▸ Task brief
Could you copy every line from the material below in which "lämnas" appears?

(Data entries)
--- START ---

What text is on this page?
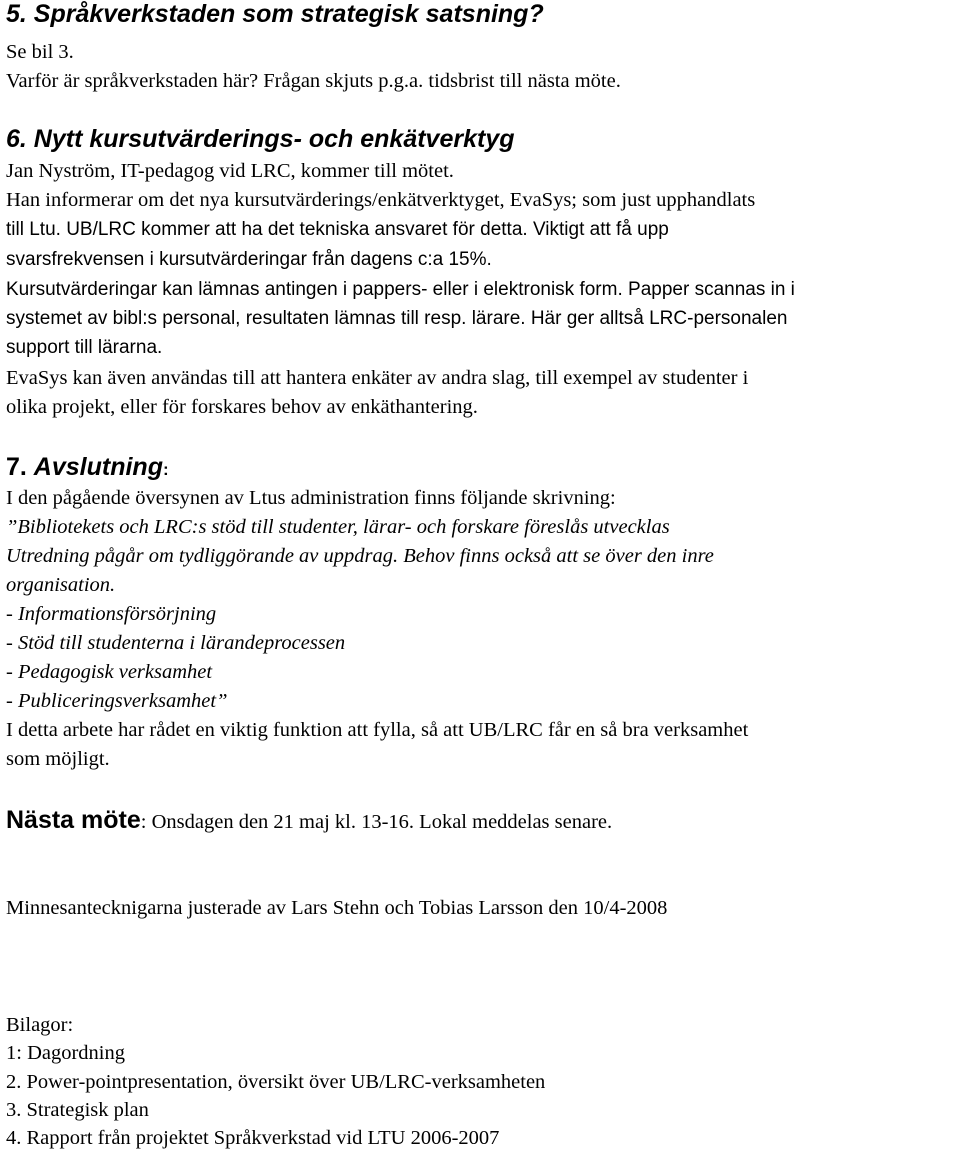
5. Språkverkstaden som strategisk satsning?
Se bil 3.
Varför är språkverkstaden här? Frågan skjuts p.g.a. tidsbrist till nästa möte.
6. Nytt kursutvärderings- och enkätverktyg
Jan Nyström, IT-pedagog vid LRC, kommer till mötet.
Han informerar om det nya kursutvärderings/enkätverktyget, EvaSys; som just upphandlats
till Ltu. UB/LRC kommer att ha det tekniska ansvaret för detta. Viktigt att få upp
svarsfrekvensen i kursutvärderingar från dagens c:a 15%.
Kursutvärderingar kan lämnas antingen i pappers- eller i elektronisk form. Papper scannas in i
systemet av bibl:s personal, resultaten lämnas till resp. lärare. Här ger alltså LRC-personalen
support till lärarna.
EvaSys kan även användas till att hantera enkäter av andra slag, till exempel av studenter i
olika projekt, eller för forskares behov av enkäthantering.
7. Avslutning:
I den pågående översynen av Ltus administration finns följande skrivning:
”Bibliotekets och LRC:s stöd till studenter, lärar- och forskare föreslås utvecklas
Utredning pågår om tydliggörande av uppdrag. Behov finns också att se över den inre
organisation.
- Informationsförsörjning
- Stöd till studenterna i lärandeprocessen
- Pedagogisk verksamhet
- Publiceringsverksamhet”
I detta arbete har rådet en viktig funktion att fylla, så att UB/LRC får en så bra verksamhet
som möjligt.
Nästa möte: Onsdagen den 21 maj kl. 13-16. Lokal meddelas senare.
Minnesantecknigarna justerade av Lars Stehn och Tobias Larsson den 10/4-2008
Bilagor:
1: Dagordning
2. Power-pointpresentation, översikt över UB/LRC-verksamheten
3. Strategisk plan
4. Rapport från projektet Språkverkstad vid LTU 2006-2007
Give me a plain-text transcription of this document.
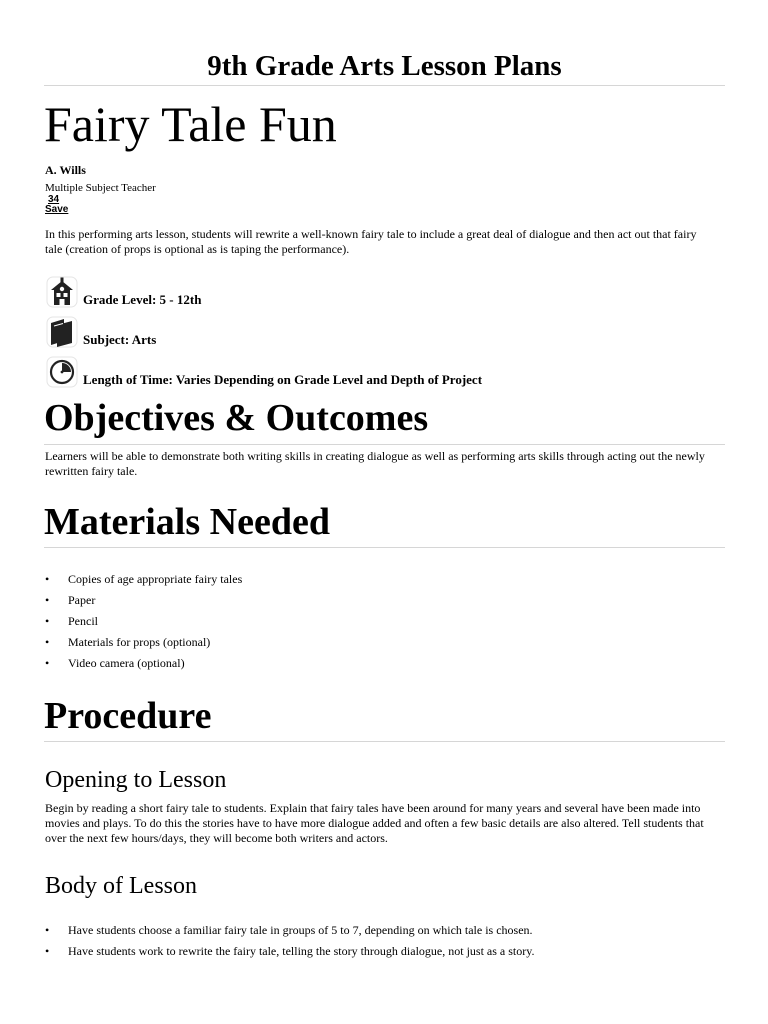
9th Grade Arts Lesson Plans
Fairy Tale Fun
A. Wills
Multiple Subject Teacher
34
Save

In this performing arts lesson, students will rewrite a well-known fairy tale to include a great deal of dialogue and then act out that fairy tale (creation of props is optional as is taping the performance).

Grade Level: 5 - 12th
Subject: Arts
Length of Time: Varies Depending on Grade Level and Depth of Project
Objectives & Outcomes

Learners will be able to demonstrate both writing skills in creating dialogue as well as performing arts skills through acting out the newly rewritten fairy tale.

Materials Needed
• Copies of age appropriate fairy tales
• Paper
• Pencil
• Materials for props (optional)
• Video camera (optional)
Procedure
Opening to Lesson

Begin by reading a short fairy tale to students. Explain that fairy tales have been around for many years and several have been made into movies and plays. To do this the stories have to have more dialogue added and often a few basic details are also altered. Tell students that over the next few hours/days, they will become both writers and actors.

Body of Lesson
• Have students choose a familiar fairy tale in groups of 5 to 7, depending on which tale is chosen.
• Have students work to rewrite the fairy tale, telling the story through dialogue, not just as a story.
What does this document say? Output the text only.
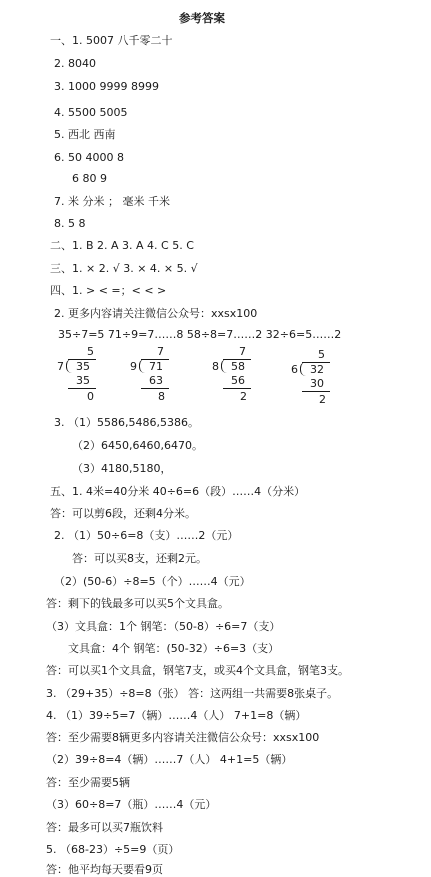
参考答案
一、1. 5007 八千零二十
2. 8040
3. 1000 9999 8999
4. 5500 5005
5. 西北 西南
6. 50 4000 8
6 80 9
7. 米 分米 ； 毫米 千米
8. 5 8
二、1. B 2. A 3. A 4. C 5. C
三、1. × 2. √ 3. × 4. × 5. √
四、1. > < =；< < >
2. 更多内容请关注微信公众号：xxsx100
35÷7=5 71÷9=7……8 58÷8=7……2 32÷6=5……2
5
7 35
35
0
7
9 71
63
8
7
8 58
56
2
5
6 32
30
2
3. （1）5586,5486,5386。
（2）6450,6460,6470。
（3）4180,5180，
五、1. 4米=40分米 40÷6=6（段）……4（分米）
答：可以剪6段，还剩4分米。
2. （1）50÷6=8（支）……2（元）
答：可以买8支，还剩2元。
（2）(50-6）÷8=5（个）……4（元）
答：剩下的钱最多可以买5个文具盒。
（3）文具盒：1个 钢笔：（50-8）÷6=7（支）
文具盒：4个 钢笔：(50-32）÷6=3（支）
答：可以买1个文具盒，钢笔7支，或买4个文具盒，钢笔3支。
3. （29+35）÷8=8（张） 答：这两组一共需要8张桌子。
4. （1）39÷5=7（辆）……4（人） 7+1=8（辆）
答：至少需要8辆更多内容请关注微信公众号：xxsx100
（2）39÷8=4（辆）……7（人） 4+1=5（辆）
答：至少需要5辆
（3）60÷8=7（瓶）……4（元）
答：最多可以买7瓶饮料
5. （68-23）÷5=9（页）
答：他平均每天要看9页
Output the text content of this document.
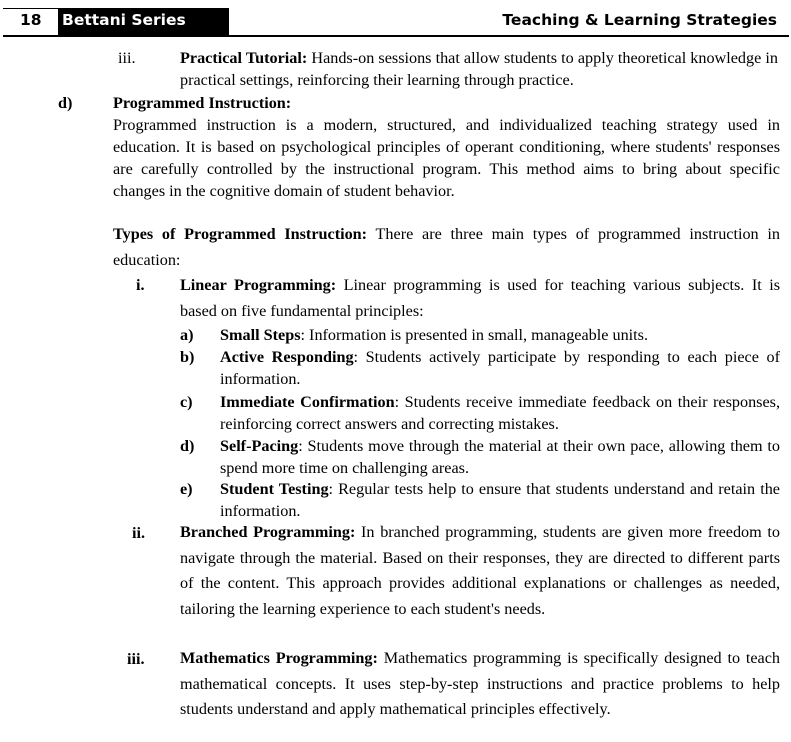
18 Bettani Series	Teaching & Learning Strategies
iii.	Practical Tutorial: Hands-on sessions that allow students to apply theoretical knowledge in practical settings, reinforcing their learning through practice.
d)	Programmed Instruction:
Programmed instruction is a modern, structured, and individualized teaching strategy used in education. It is based on psychological principles of operant conditioning, where students' responses are carefully controlled by the instructional program. This method aims to bring about specific changes in the cognitive domain of student behavior.
Types of Programmed Instruction: There are three main types of programmed instruction in education:
i. Linear Programming: Linear programming is used for teaching various subjects. It is based on five fundamental principles:
a) Small Steps: Information is presented in small, manageable units.
b) Active Responding: Students actively participate by responding to each piece of information.
c) Immediate Confirmation: Students receive immediate feedback on their responses, reinforcing correct answers and correcting mistakes.
d) Self-Pacing: Students move through the material at their own pace, allowing them to spend more time on challenging areas.
e) Student Testing: Regular tests help to ensure that students understand and retain the information.
ii. Branched Programming: In branched programming, students are given more freedom to navigate through the material. Based on their responses, they are directed to different parts of the content. This approach provides additional explanations or challenges as needed, tailoring the learning experience to each student's needs.
iii. Mathematics Programming: Mathematics programming is specifically designed to teach mathematical concepts. It uses step-by-step instructions and practice problems to help students understand and apply mathematical principles effectively.
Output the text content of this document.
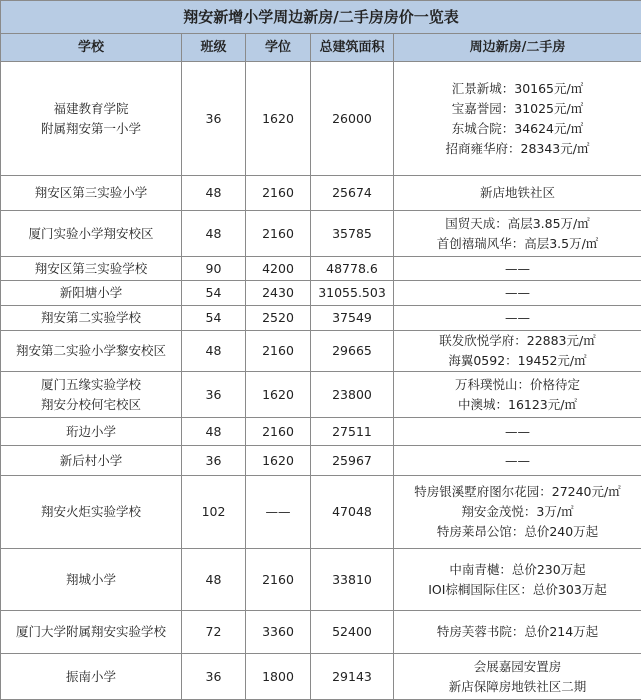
翔安新增小学周边新房/二手房房价一览表				
学校	班级	学位	总建筑面积	周边新房/二手房

福建教育学院
附属翔安第一小学	36	1620	26000	汇景新城：30165元/㎡
宝嘉誉园：31025元/㎡
东城合院：34624元/㎡
招商雍华府：28343元/㎡

翔安区第三实验小学	48	2160	25674	新店地铁社区

厦门实验小学翔安校区	48	2160	35785	国贸天成：高层3.85万/㎡
首创禧瑞风华：高层3.5万/㎡

翔安区第三实验学校	90	4200	48778.6	——

新阳塘小学	54	2430	31055.503	——

翔安第二实验学校	54	2520	37549	——

翔安第二实验小学黎安校区	48	2160	29665	联发欣悦学府：22883元/㎡
海翼0592：19452元/㎡

厦门五缘实验学校
翔安分校何宅校区	36	1620	23800	万科璞悦山：价格待定
中澳城：16123元/㎡

珩边小学	48	2160	27511	——

新后村小学	36	1620	25967	——

翔安火炬实验学校	102	——	47048	特房银溪墅府图尔花园：27240元/㎡
翔安金茂悦：3万/㎡
特房莱昂公馆：总价240万起

翔城小学	48	2160	33810	中南青樾：总价230万起
IOI棕榈国际住区：总价303万起

厦门大学附属翔安实验学校	72	3360	52400	特房芙蓉书院：总价214万起

振南小学	36	1800	29143	会展嘉园安置房
新店保障房地铁社区二期
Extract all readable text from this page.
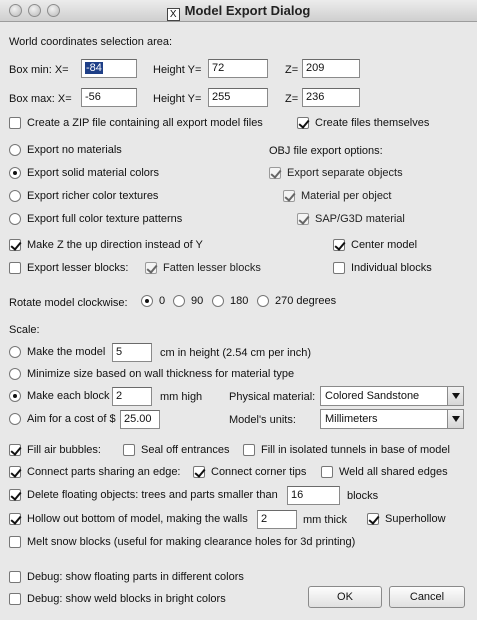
X Model Export Dialog
World coordinates selection area:
Box min: X=	-84	Height Y= 72	Z= 209
Box max: X=	-56	Height Y= 255	Z= 236
Create a ZIP file containing all export model files	Create files themselves
Export no materials
Export solid material colors
Export richer color textures
Export full color texture patterns
OBJ file export options:
Export separate objects
Material per object
SAP/G3D material
Make Z the up direction instead of Y	Center model
Export lesser blocks:	Fatten lesser blocks	Individual blocks
Rotate model clockwise:	0 90 180 270 degrees
Scale:
Make the model 5	cm in height (2.54 cm per inch)
Minimize size based on wall thickness for material type
Make each block 2	mm high Physical material: Colored Sandstone
Aim for a cost of $ 25.00	Model's units:	Millimeters
Fill air bubbles:	Seal off entrances	Fill in isolated tunnels in base of model
Connect parts sharing an edge:	Connect corner tips	Weld all shared edges
Delete floating objects: trees and parts smaller than	16	blocks
Hollow out bottom of model, making the walls	2	mm thick	Superhollow
Melt snow blocks (useful for making clearance holes for 3d printing)
Debug: show floating parts in different colors
Debug: show weld blocks in bright colors	OK	Cancel
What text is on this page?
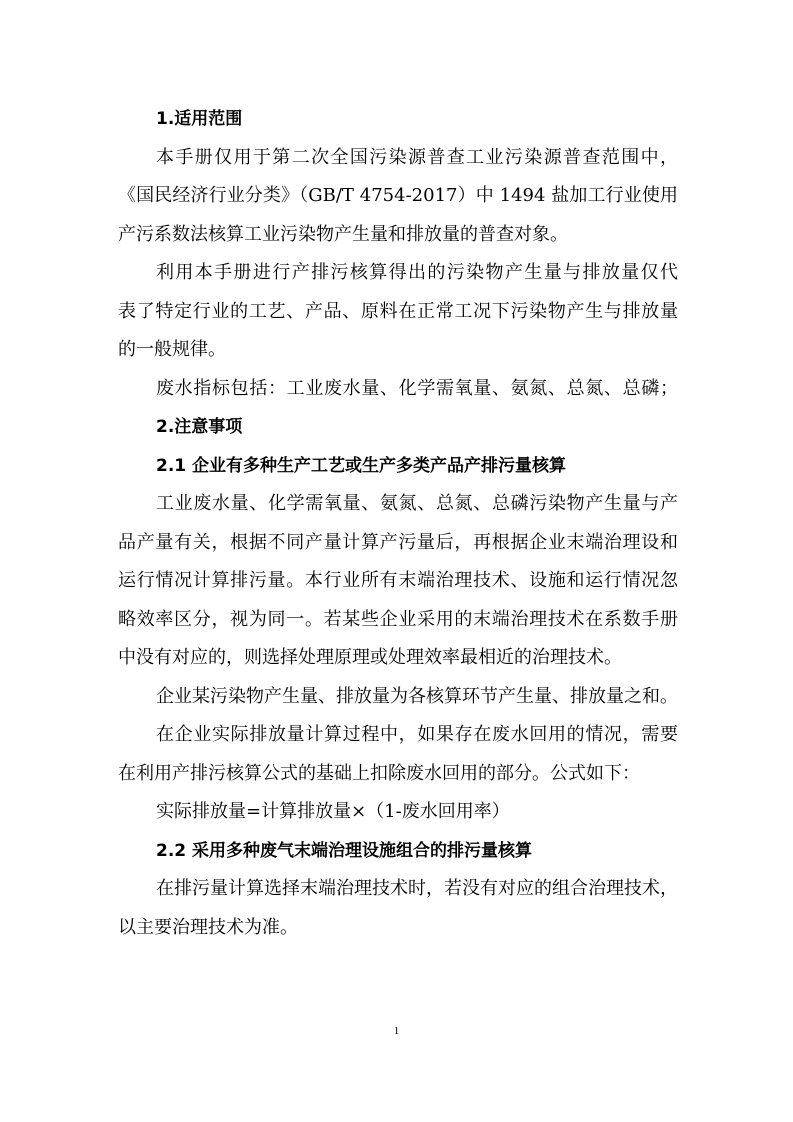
1.适用范围
本手册仅用于第二次全国污染源普查工业污染源普查范围中，
《国民经济行业分类》（GB/T 4754-2017）中 1494 盐加工行业使用
产污系数法核算工业污染物产生量和排放量的普查对象。
利用本手册进行产排污核算得出的污染物产生量与排放量仅代
表了特定行业的工艺、产品、原料在正常工况下污染物产生与排放量
的一般规律。
废水指标包括：工业废水量、化学需氧量、氨氮、总氮、总磷；
2.注意事项
2.1 企业有多种生产工艺或生产多类产品产排污量核算
工业废水量、化学需氧量、氨氮、总氮、总磷污染物产生量与产
品产量有关，根据不同产量计算产污量后，再根据企业末端治理设和
运行情况计算排污量。本行业所有末端治理技术、设施和运行情况忽
略效率区分，视为同一。若某些企业采用的末端治理技术在系数手册
中没有对应的，则选择处理原理或处理效率最相近的治理技术。
企业某污染物产生量、排放量为各核算环节产生量、排放量之和。
在企业实际排放量计算过程中，如果存在废水回用的情况，需要
在利用产排污核算公式的基础上扣除废水回用的部分。公式如下：
实际排放量=计算排放量×（1-废水回用率）
2.2 采用多种废气末端治理设施组合的排污量核算
在排污量计算选择末端治理技术时，若没有对应的组合治理技术，
以主要治理技术为准。
1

--- END ---

▸ Task answer
Kursutvärderingar kan lämnas antingen i pappers- eller i elektronisk form. Papper scannas in i
systemet av bibl:s personal, resultaten lämnas till resp. lärare. Här ger alltså LRC-personalen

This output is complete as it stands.